━━━━━ Excerpted data ━━━━━
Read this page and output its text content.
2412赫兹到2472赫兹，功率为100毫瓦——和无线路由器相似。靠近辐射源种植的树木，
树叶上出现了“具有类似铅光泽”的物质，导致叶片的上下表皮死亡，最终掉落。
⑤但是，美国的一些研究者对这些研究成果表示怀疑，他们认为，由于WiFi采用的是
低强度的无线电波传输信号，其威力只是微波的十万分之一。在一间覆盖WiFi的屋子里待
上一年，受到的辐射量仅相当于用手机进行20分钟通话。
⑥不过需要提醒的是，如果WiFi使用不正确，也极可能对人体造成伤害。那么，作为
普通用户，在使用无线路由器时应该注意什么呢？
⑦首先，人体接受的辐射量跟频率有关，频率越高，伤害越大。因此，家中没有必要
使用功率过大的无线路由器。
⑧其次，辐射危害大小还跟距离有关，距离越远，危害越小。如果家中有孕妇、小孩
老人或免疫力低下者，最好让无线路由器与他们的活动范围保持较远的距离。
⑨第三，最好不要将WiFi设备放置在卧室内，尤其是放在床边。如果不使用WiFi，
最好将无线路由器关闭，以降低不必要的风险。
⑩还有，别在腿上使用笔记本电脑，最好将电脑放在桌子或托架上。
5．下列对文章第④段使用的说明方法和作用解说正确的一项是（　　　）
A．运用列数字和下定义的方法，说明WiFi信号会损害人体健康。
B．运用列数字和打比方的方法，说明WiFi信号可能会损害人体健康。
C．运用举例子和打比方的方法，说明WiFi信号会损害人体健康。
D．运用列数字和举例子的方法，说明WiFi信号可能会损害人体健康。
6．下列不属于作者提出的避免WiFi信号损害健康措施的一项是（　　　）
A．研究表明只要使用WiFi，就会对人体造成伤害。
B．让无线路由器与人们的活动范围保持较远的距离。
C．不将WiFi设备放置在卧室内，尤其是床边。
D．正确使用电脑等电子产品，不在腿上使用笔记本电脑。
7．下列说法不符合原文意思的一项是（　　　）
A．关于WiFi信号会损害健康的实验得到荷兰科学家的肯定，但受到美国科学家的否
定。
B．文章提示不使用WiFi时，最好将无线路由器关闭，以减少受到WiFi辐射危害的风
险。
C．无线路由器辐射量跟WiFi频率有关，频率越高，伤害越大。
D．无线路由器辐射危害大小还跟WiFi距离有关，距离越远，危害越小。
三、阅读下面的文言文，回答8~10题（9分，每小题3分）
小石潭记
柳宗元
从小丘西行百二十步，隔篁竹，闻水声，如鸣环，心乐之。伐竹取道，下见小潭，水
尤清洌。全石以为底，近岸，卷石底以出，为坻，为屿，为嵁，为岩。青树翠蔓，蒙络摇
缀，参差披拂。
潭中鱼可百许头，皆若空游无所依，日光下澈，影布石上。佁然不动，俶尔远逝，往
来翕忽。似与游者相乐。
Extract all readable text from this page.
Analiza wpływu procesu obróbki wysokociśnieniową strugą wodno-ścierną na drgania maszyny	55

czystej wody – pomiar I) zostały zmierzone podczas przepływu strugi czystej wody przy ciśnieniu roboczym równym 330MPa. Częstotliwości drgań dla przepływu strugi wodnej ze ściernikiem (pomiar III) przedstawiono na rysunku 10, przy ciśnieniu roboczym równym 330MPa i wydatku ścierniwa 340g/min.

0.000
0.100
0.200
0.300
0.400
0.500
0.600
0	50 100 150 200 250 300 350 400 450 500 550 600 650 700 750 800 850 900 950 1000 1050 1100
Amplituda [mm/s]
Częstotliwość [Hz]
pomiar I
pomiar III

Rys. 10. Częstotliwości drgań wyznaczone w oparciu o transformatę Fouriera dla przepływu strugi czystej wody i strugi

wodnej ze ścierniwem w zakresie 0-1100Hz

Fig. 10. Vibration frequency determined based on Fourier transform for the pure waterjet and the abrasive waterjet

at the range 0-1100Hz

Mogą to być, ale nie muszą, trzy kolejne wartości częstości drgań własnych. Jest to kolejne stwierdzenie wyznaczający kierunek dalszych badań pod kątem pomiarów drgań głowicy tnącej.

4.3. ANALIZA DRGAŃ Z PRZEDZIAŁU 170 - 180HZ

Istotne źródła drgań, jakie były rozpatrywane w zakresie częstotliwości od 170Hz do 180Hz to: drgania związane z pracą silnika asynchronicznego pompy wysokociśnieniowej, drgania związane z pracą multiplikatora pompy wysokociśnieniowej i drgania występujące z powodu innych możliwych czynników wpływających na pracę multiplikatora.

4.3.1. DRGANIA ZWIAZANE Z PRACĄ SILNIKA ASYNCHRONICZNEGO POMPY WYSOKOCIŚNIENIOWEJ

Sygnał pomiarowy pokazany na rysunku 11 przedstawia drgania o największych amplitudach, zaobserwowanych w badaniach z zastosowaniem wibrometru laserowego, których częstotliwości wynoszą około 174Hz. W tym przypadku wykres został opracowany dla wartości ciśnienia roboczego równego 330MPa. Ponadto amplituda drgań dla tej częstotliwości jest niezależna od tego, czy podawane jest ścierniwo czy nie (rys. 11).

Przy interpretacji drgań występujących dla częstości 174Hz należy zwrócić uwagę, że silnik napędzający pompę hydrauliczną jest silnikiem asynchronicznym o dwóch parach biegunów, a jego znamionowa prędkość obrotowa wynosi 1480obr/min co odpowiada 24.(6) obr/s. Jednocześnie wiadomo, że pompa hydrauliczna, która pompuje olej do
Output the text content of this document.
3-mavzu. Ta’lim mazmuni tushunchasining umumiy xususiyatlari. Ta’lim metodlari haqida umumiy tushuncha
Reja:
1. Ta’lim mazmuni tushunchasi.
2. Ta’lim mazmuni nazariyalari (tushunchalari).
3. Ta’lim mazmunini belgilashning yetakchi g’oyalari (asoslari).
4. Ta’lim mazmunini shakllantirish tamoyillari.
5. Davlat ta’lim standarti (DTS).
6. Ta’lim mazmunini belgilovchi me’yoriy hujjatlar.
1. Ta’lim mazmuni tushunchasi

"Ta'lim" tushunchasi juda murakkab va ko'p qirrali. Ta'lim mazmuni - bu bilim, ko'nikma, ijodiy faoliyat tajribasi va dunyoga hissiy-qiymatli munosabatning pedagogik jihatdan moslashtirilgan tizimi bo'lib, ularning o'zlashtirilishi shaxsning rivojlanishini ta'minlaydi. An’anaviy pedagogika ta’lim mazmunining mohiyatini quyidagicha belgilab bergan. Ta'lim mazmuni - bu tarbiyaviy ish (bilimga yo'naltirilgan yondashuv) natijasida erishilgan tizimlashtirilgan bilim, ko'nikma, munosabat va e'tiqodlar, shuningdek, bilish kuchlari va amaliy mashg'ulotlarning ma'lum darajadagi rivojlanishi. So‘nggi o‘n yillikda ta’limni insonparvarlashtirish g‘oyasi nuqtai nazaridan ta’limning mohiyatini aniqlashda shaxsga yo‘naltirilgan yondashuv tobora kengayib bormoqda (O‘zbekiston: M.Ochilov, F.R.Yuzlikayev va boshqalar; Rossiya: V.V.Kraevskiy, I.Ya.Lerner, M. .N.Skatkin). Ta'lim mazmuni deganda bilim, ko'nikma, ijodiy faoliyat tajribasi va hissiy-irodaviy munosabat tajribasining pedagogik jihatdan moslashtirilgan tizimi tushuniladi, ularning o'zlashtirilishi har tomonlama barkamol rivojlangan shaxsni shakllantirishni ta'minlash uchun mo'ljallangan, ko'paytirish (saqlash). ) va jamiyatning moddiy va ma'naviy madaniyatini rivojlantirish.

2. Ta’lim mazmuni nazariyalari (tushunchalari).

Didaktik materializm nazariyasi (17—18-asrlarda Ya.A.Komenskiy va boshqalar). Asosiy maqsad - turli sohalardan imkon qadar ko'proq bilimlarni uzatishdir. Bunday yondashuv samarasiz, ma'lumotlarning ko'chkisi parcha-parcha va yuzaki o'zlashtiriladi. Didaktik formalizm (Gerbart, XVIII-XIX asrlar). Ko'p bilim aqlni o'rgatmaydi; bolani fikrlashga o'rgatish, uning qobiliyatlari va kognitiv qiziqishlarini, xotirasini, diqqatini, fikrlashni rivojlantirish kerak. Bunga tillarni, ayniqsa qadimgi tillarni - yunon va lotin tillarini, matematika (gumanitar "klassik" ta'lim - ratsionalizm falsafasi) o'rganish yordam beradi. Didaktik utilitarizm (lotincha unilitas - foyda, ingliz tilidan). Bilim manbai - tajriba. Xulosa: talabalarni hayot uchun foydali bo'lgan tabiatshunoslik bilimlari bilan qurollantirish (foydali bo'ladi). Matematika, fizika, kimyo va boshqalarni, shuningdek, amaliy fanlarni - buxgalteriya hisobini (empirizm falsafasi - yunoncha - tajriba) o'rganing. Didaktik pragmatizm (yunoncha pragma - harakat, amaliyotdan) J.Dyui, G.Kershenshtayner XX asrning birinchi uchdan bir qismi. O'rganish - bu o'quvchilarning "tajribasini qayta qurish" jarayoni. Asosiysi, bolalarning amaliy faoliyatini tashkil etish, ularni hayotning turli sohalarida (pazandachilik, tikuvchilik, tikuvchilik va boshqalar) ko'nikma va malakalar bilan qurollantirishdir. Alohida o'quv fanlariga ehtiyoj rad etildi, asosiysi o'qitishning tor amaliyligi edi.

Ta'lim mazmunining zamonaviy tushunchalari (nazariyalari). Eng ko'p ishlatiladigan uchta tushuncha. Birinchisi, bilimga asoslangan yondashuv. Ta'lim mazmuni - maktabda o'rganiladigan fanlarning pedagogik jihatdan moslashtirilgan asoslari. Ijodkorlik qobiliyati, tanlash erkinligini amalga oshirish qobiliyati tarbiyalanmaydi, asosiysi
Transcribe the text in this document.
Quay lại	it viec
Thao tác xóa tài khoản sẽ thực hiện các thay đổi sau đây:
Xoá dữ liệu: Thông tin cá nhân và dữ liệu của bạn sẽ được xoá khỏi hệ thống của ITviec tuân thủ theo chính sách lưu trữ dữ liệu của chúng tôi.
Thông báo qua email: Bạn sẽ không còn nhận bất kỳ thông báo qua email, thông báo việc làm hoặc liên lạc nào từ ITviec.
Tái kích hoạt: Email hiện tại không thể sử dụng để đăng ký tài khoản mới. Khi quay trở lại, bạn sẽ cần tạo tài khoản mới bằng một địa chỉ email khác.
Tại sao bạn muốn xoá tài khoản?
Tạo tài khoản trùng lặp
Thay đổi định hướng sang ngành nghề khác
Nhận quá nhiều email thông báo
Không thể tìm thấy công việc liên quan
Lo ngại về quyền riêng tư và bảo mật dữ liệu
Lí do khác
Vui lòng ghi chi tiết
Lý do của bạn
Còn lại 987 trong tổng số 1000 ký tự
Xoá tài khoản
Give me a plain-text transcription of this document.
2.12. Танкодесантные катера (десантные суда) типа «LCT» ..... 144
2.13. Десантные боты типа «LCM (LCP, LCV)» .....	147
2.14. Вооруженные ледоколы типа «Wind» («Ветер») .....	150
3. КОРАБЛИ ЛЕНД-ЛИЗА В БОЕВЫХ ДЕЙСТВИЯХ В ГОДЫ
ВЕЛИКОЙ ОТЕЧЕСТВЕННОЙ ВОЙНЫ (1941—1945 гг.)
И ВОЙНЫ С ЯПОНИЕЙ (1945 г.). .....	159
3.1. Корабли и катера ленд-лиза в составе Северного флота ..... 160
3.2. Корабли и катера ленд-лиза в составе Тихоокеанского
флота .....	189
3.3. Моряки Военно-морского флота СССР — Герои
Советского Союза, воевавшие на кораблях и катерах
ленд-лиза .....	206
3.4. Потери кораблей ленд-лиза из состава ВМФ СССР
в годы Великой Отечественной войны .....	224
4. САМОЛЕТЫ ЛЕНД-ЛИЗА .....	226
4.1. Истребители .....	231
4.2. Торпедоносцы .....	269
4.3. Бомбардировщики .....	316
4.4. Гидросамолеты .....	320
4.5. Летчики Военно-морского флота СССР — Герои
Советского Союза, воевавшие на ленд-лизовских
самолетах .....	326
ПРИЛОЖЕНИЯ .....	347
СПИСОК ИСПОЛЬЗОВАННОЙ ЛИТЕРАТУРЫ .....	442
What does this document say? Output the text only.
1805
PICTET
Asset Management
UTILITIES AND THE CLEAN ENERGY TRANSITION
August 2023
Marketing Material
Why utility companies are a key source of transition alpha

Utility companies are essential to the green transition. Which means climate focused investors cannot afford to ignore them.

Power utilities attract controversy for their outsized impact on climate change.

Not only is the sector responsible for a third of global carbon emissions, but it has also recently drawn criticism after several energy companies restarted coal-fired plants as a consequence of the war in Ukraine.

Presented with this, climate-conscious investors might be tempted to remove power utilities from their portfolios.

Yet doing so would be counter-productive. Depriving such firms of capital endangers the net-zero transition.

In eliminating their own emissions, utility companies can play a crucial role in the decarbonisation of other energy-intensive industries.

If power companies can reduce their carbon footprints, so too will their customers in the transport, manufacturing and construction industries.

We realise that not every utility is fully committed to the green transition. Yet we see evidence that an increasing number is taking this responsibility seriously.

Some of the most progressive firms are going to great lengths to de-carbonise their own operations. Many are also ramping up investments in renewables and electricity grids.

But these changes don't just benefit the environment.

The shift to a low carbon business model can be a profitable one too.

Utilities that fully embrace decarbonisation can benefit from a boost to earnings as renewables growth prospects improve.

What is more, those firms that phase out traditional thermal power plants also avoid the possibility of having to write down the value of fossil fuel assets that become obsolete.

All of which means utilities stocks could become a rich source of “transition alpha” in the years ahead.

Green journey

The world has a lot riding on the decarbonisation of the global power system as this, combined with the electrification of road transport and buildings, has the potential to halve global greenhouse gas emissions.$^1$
━━━━━
→ What to produce
Going over the lines above, work out how many include "source", then give only that number.

→ Solution to the problem
2